Followed by a discussion with Director Cecilia Peck

Brave Miss World movie header


Jewish Family Service presents film to help erase the shame and stigma of rape worldwide


On September 20 and 21, Jewish Family Service presented a documentary about rape to social service professionals and to college campuses.


But it was really a film about healing and hope.


Brave Miss World, an award-winning documentary, tells the story of Miss Israel Linor Abargil, who was abducted, stabbed and raped just weeks before she was crowned Miss World, and how she fought at a time when most victims would retreat in shame to change the way society views sexual assault and rape.


Ten years after her attack – years filled with a very difficult public trial that ended in a conviction of her attacker – Abargil finally felt healed enough to speak up and become a global advocate to erase the shame and stigma about rape worldwide.


“Why should I be ashamed? The fault was his, it wasn’t mine,” said Arbargil. She became a symbol in Israel as a survivor and decided to make a film so that her message about the importance of not staying silent could reach more people than she could reach alone.


“Wherever she went [in Israel], women approached her to thank her for her courage, and to say that she had helped them to tell someone, or to report, and to speak up about it,” said Cecilia Peck, the film’s director. “The year after her case, reports of rape rose significantly and Israeli laws were changed giving rape victims more rights.

DATA SECTION:
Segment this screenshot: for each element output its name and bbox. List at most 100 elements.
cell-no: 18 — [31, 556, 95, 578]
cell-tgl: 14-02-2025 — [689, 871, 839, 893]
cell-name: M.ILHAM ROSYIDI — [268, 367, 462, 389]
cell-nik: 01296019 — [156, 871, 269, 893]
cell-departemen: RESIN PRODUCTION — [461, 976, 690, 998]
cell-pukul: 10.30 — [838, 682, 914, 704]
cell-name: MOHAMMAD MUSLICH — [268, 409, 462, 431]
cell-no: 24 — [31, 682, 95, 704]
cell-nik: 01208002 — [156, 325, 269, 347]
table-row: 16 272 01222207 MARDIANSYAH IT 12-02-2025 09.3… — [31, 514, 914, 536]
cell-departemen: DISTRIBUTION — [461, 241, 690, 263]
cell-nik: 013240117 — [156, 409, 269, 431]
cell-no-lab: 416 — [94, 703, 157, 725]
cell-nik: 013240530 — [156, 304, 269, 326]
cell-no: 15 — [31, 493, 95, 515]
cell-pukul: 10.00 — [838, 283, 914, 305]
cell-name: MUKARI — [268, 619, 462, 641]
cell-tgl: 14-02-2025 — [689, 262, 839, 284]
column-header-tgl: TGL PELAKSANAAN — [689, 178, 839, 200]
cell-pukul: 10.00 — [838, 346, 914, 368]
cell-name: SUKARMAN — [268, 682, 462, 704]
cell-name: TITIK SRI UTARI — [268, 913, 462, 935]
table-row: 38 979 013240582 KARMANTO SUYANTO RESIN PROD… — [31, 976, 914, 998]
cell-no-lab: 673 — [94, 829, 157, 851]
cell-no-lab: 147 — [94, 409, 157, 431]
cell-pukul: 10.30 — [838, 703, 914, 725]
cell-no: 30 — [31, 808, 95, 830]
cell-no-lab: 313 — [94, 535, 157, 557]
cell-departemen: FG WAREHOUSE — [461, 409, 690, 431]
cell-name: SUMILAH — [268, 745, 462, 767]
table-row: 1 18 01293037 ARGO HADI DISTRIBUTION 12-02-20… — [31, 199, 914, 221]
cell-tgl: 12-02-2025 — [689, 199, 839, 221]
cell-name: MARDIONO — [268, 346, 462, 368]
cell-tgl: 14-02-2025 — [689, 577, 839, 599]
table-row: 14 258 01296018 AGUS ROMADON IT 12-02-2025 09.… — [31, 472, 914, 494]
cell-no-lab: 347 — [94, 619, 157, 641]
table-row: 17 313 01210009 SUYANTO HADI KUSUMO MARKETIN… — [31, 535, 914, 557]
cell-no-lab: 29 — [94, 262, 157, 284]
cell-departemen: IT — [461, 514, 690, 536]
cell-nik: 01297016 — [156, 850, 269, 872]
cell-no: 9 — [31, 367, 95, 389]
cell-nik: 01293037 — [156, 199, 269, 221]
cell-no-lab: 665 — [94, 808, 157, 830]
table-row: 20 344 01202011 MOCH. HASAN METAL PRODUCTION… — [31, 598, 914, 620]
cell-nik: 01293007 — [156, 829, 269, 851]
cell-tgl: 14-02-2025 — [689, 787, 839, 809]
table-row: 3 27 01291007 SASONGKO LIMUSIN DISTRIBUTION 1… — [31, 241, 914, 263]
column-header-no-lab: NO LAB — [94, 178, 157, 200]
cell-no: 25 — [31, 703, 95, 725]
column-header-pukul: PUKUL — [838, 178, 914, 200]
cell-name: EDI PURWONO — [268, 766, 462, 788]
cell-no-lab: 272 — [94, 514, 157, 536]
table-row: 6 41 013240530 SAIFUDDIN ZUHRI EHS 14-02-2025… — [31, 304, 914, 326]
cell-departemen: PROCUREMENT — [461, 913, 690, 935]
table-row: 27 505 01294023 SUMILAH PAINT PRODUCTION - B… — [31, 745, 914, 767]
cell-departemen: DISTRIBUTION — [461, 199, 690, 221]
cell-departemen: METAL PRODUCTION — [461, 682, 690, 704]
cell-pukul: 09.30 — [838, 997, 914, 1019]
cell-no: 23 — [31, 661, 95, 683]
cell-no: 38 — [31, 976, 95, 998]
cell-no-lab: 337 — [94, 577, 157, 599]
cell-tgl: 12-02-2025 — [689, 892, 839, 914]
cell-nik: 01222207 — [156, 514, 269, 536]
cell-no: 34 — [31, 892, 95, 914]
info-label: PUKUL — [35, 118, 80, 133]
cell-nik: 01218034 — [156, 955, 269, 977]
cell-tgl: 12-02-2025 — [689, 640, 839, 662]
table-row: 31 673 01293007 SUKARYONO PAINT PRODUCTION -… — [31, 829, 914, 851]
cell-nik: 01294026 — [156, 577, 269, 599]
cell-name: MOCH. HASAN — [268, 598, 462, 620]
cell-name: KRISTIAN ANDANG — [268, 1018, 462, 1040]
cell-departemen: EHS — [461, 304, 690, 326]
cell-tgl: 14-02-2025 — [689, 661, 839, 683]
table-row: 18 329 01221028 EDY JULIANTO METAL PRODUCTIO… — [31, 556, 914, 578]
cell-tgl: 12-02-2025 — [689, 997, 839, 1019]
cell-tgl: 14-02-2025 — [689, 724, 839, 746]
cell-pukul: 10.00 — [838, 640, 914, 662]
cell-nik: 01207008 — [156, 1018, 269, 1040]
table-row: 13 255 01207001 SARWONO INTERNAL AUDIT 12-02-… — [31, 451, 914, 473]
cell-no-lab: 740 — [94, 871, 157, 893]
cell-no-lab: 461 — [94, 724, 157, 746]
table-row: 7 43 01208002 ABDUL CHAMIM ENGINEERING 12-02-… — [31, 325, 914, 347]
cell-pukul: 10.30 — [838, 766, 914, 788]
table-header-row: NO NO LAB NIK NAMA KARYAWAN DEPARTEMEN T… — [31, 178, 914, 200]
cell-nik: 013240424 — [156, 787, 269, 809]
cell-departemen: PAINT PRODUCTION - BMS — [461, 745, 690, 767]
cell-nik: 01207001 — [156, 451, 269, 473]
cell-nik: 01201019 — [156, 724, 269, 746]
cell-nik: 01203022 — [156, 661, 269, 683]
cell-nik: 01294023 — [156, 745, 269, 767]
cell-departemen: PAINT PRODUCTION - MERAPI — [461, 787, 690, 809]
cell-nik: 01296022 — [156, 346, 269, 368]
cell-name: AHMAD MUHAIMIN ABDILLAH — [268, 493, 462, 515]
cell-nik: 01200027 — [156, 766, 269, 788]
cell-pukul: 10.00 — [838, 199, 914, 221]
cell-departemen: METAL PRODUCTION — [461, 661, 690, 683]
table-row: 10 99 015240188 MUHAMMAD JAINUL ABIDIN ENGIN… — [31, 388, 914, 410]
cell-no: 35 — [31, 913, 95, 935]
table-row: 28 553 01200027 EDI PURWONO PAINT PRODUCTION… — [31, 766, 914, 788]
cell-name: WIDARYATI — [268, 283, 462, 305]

WRITTEN REQUEST 1: In the Brave Miss World article, on which dates did Jewish Family Service present the documentary?
WRITTEN REQUEST 2: Reproduce the passage of the Brave Miss World article starting at "Brave Miss World, an" and ending at "about rape worldwide.".

CORRECT RESPONSE 1: September 20 and 21.

CORRECT RESPONSE 2:
Brave Miss World, an award-winning documentary, tells the story of Miss Israel Linor Abargil, who was abducted, stabbed and raped just weeks before she was crowned Miss World, and how she fought at a time when most victims would retreat in shame to change the way society views sexual assault and rape.


Ten years after her attack – years filled with a very difficult public trial that ended in a conviction of her attacker – Abargil finally felt healed enough to speak up and become a global advocate to erase the shame and stigma about rape worldwide.